The data must be returned in full and exactly as given.

**EXTRACTED RECORDS**
BEGIN

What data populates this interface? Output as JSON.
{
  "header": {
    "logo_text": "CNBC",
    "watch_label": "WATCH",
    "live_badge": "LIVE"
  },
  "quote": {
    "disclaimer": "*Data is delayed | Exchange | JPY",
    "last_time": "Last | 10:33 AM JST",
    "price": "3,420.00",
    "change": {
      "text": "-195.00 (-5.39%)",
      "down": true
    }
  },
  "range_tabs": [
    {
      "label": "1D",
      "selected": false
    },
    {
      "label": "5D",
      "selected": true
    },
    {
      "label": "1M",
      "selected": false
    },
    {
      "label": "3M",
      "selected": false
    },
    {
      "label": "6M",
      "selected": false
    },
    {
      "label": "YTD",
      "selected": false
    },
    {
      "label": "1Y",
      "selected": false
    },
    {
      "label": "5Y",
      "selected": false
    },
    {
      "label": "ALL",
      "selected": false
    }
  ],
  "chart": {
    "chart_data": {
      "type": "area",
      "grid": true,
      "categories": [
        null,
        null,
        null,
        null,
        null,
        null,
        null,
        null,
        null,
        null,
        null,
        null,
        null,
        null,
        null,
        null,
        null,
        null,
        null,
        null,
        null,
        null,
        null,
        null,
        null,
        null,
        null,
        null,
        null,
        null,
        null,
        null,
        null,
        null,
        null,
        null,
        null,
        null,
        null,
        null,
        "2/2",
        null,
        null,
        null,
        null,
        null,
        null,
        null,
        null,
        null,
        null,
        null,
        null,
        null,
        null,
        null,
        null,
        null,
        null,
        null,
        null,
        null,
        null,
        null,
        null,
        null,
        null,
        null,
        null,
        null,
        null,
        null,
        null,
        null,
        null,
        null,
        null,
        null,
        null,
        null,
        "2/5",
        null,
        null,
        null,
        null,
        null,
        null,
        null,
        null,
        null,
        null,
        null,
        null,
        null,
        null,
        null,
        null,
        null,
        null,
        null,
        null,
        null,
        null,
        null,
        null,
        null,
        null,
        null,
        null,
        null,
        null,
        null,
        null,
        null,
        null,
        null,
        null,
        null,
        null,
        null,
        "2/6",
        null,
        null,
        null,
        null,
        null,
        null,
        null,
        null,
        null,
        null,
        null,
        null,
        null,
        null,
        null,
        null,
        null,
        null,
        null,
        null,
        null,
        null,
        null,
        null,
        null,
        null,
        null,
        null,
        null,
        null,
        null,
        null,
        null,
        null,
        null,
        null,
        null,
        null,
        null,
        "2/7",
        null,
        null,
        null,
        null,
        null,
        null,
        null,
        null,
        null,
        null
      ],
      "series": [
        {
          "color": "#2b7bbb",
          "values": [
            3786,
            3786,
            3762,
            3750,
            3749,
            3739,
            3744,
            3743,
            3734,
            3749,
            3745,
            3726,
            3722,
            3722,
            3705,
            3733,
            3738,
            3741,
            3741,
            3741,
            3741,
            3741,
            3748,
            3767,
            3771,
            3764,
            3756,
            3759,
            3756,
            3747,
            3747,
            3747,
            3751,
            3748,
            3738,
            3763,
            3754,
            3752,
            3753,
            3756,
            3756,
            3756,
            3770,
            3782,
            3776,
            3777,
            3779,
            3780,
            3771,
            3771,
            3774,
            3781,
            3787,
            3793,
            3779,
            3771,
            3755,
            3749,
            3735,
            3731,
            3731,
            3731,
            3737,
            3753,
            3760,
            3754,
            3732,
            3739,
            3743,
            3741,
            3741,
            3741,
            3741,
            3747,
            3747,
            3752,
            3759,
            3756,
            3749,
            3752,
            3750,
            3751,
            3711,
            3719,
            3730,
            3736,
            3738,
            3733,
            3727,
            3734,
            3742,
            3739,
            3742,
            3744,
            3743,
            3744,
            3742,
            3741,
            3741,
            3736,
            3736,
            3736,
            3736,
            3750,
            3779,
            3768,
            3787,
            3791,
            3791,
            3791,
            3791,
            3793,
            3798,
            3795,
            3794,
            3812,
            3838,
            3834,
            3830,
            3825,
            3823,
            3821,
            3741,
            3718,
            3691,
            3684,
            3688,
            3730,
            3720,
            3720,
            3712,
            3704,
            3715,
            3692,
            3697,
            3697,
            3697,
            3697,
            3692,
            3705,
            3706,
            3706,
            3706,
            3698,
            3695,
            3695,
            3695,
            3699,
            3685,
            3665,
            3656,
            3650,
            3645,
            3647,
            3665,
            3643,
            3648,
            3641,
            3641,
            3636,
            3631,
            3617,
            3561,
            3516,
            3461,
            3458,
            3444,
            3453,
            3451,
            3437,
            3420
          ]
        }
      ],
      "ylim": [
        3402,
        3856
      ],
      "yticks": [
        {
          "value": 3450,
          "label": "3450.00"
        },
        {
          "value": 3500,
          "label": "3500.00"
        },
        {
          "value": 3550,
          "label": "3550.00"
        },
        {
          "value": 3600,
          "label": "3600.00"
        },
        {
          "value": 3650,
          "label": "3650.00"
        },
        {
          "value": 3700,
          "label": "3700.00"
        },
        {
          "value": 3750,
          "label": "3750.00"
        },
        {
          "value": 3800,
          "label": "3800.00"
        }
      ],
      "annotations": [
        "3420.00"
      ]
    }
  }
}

END

**CORRECT RESULT**
What data populates this interface? Output as JSON.
{
  "header": {
    "logo_text": "CNBC",
    "watch_label": "WATCH",
    "live_badge": "LIVE"
  },
  "quote": {
    "disclaimer": "*Data is delayed | Exchange | JPY",
    "last_time": "Last | 10:33 AM JST",
    "price": "3,420.00",
    "change": {
      "text": "-195.00 (-5.39%)",
      "down": true
    }
  },
  "range_tabs": [
    {
      "label": "1D",
      "selected": false
    },
    {
      "label": "5D",
      "selected": true
    },
    {
      "label": "1M",
      "selected": false
    },
    {
      "label": "3M",
      "selected": false
    },
    {
      "label": "6M",
      "selected": false
    },
    {
      "label": "YTD",
      "selected": false
    },
    {
      "label": "1Y",
      "selected": false
    },
    {
      "label": "5Y",
      "selected": false
    },
    {
      "label": "ALL",
      "selected": false
    }
  ],
  "chart": {
    "chart_data": {
      "type": "area",
      "grid": true,
      "categories": [
        null,
        null,
        null,
        null,
        null,
        null,
        null,
        null,
        null,
        null,
        null,
        null,
        null,
        null,
        null,
        null,
        null,
        null,
        null,
        null,
        null,
        null,
        null,
        null,
        null,
        null,
        null,
        null,
        null,
        null,
        null,
        null,
        null,
        null,
        null,
        null,
        null,
        null,
        null,
        null,
        "2/2",
        null,
        null,
        null,
        null,
        null,
        null,
        null,
        null,
        null,
        null,
        null,
        null,
        null,
        null,
        null,
        null,
        null,
        null,
        null,
        null,
        null,
        null,
        null,
        null,
        null,
        null,
        null,
        null,
        null,
        null,
        null,
        null,
        null,
        null,
        null,
        null,
        null,
        null,
        null,
        "2/5",
        null,
        null,
        null,
        null,
        null,
        null,
        null,
        null,
        null,
        null,
        null,
        null,
        null,
        null,
        null,
        null,
        null,
        null,
        null,
        null,
        null,
        null,
        null,
        null,
        null,
        null,
        null,
        null,
        null,
        null,
        null,
        null,
        null,
        null,
        null,
        null,
        null,
        null,
        null,
        "2/6",
        null,
        null,
        null,
        null,
        null,
        null,
        null,
        null,
        null,
        null,
        null,
        null,
        null,
        null,
        null,
        null,
        null,
        null,
        null,
        null,
        null,
        null,
        null,
        null,
        null,
        null,
        null,
        null,
        null,
        null,
        null,
        null,
        null,
        null,
        null,
        null,
        null,
        null,
        null,
        "2/7",
        null,
        null,
        null,
        null,
        null,
        null,
        null,
        null,
        null,
        null
      ],
      "series": [
        {
          "color": "#2b7bbb",
          "values": [
            3786,
            3786,
            3762,
            3750,
            3749,
            3739,
            3744,
            3743,
            3734,
            3749,
            3745,
            3726,
            3722,
            3722,
            3705,
            3733,
            3738,
            3741,
            3741,
            3741,
            3741,
            3741,
            3748,
            3767,
            3771,
            3764,
            3756,
            3759,
            3756,
            3747,
            3747,
            3747,
            3751,
            3748,
            3738,
            3763,
            3754,
            3752,
            3753,
            3756,
            3756,
            3756,
            3770,
            3782,
            3776,
            3777,
            3779,
            3780,
            3771,
            3771,
            3774,
            3781,
            3787,
            3793,
            3779,
            3771,
            3755,
            3749,
            3735,
            3731,
            3731,
            3731,
            3737,
            3753,
            3760,
            3754,
            3732,
            3739,
            3743,
            3741,
            3741,
            3741,
            3741,
            3747,
            3747,
            3752,
            3759,
            3756,
            3749,
            3752,
            3750,
            3751,
            3711,
            3719,
            3730,
            3736,
            3738,
            3733,
            3727,
            3734,
            3742,
            3739,
            3742,
            3744,
            3743,
            3744,
            3742,
            3741,
            3741,
            3736,
            3736,
            3736,
            3736,
            3750,
            3779,
            3768,
            3787,
            3791,
            3791,
            3791,
            3791,
            3793,
            3798,
            3795,
            3794,
            3812,
            3838,
            3834,
            3830,
            3825,
            3823,
            3821,
            3741,
            3718,
            3691,
            3684,
            3688,
            3730,
            3720,
            3720,
            3712,
            3704,
            3715,
            3692,
            3697,
            3697,
            3697,
            3697,
            3692,
            3705,
            3706,
            3706,
            3706,
            3698,
            3695,
            3695,
            3695,
            3699,
            3685,
            3665,
            3656,
            3650,
            3645,
            3647,
            3665,
            3643,
            3648,
            3641,
            3641,
            3636,
            3631,
            3617,
            3561,
            3516,
            3461,
            3458,
            3444,
            3453,
            3451,
            3437,
            3420
          ]
        }
      ],
      "ylim": [
        3402,
        3856
      ],
      "yticks": [
        {
          "value": 3450,
          "label": "3450.00"
        },
        {
          "value": 3500,
          "label": "3500.00"
        },
        {
          "value": 3550,
          "label": "3550.00"
        },
        {
          "value": 3600,
          "label": "3600.00"
        },
        {
          "value": 3650,
          "label": "3650.00"
        },
        {
          "value": 3700,
          "label": "3700.00"
        },
        {
          "value": 3750,
          "label": "3750.00"
        },
        {
          "value": 3800,
          "label": "3800.00"
        }
      ],
      "annotations": [
        "3420.00"
      ]
    }
  }
}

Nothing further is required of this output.